Stated problem
Only a number is wanted: how many lines in the listing contain the word "Dilbeek"?

Data for the task
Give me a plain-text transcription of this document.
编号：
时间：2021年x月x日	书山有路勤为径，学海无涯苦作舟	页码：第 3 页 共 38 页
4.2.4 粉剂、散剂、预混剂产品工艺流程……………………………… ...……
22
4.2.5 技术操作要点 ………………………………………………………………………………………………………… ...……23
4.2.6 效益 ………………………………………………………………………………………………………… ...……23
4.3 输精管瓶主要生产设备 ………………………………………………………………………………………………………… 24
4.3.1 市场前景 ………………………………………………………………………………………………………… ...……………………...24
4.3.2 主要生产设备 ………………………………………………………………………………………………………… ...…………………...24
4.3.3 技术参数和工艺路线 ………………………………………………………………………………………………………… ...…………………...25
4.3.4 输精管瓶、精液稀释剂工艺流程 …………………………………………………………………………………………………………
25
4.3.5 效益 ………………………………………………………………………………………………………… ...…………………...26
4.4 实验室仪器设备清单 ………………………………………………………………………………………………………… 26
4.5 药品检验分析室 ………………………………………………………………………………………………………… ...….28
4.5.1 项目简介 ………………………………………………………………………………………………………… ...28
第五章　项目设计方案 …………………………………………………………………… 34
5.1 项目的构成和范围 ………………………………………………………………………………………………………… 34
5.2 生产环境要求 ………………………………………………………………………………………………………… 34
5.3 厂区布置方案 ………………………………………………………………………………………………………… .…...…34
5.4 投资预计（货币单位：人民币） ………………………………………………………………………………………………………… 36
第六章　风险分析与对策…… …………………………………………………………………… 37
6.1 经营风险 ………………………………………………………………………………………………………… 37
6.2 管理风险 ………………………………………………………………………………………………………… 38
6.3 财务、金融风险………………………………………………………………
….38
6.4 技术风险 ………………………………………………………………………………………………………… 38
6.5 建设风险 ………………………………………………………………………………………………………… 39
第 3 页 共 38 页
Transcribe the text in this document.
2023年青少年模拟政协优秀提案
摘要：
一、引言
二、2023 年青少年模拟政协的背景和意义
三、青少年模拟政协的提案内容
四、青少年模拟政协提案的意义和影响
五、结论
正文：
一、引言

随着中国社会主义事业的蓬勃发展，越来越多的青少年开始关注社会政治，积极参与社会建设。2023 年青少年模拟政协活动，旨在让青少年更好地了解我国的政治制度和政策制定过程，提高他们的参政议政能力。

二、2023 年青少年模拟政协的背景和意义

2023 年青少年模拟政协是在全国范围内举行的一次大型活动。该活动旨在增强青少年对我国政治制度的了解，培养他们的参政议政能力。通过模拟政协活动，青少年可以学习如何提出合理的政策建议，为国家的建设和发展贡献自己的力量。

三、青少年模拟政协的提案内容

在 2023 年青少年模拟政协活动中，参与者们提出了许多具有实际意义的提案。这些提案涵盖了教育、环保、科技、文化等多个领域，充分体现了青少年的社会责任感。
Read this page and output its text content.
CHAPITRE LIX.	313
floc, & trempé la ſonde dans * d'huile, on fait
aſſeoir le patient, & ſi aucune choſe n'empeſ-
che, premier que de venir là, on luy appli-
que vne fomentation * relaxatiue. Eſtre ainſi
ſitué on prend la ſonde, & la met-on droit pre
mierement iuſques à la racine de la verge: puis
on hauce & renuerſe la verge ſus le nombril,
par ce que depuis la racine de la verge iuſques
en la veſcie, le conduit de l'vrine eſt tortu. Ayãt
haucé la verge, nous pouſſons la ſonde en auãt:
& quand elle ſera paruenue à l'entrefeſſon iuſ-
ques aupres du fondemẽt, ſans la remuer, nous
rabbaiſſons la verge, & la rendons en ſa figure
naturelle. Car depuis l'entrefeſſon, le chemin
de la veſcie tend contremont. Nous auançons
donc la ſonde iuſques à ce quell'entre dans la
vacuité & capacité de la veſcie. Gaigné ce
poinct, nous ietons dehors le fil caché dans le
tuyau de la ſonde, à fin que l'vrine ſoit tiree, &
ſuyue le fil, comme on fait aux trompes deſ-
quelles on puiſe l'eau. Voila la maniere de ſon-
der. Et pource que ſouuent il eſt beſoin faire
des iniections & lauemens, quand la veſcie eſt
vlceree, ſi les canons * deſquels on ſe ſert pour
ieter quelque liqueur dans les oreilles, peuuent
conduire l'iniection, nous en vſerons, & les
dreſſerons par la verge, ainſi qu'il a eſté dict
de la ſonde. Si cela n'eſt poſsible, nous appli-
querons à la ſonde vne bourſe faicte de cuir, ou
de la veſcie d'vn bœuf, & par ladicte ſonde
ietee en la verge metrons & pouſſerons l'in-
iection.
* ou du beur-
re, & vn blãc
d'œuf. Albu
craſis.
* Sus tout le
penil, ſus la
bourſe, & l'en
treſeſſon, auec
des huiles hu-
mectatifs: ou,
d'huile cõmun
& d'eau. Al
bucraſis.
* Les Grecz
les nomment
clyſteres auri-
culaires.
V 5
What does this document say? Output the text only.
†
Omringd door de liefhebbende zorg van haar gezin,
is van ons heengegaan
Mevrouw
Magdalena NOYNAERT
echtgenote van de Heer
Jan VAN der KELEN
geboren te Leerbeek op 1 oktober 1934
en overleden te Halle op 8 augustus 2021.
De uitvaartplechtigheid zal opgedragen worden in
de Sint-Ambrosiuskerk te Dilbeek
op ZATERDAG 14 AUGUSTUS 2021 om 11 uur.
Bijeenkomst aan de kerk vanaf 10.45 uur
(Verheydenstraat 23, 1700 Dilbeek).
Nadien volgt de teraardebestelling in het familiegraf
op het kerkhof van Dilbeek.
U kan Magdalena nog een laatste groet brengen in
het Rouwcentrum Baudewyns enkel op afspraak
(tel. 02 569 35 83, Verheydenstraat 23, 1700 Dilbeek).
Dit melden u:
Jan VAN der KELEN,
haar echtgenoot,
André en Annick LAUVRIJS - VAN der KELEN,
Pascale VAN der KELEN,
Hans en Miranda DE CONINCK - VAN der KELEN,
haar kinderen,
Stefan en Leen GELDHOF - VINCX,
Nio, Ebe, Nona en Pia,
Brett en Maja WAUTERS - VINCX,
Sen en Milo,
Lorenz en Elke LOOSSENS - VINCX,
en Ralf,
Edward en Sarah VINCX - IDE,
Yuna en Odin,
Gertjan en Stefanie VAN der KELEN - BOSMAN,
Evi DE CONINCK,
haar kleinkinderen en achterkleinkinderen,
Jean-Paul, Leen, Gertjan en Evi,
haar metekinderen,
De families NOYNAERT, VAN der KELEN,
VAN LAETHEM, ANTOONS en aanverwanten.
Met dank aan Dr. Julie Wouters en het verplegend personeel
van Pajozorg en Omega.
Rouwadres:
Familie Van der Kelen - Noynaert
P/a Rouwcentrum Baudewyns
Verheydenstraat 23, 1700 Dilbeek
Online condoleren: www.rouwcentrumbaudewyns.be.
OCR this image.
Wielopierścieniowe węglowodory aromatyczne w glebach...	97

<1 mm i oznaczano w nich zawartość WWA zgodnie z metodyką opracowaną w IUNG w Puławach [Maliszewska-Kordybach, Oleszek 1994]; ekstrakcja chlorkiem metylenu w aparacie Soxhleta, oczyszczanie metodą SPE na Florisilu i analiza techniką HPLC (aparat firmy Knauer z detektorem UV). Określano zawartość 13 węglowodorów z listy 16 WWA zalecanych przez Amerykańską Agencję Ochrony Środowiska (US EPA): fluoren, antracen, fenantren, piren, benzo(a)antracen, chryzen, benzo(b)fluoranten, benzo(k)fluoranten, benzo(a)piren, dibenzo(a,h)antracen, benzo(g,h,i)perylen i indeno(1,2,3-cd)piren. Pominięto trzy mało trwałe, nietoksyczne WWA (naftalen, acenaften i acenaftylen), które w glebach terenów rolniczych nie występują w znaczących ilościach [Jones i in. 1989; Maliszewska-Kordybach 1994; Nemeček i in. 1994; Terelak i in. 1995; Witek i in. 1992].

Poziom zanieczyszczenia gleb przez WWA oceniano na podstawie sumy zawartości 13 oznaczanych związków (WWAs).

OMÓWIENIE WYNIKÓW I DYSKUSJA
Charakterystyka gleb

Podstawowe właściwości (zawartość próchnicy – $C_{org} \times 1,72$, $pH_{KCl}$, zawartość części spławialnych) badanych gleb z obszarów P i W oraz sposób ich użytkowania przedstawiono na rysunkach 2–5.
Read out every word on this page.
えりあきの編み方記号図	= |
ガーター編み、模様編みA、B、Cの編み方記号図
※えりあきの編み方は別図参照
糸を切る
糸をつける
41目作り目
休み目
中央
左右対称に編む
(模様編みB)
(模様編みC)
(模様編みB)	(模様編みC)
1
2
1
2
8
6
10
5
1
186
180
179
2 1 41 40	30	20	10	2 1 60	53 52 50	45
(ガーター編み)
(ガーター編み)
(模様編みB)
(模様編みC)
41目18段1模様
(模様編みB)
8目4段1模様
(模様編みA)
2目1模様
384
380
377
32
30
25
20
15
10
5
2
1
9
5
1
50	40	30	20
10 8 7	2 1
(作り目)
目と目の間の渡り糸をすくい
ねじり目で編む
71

Problem solution
5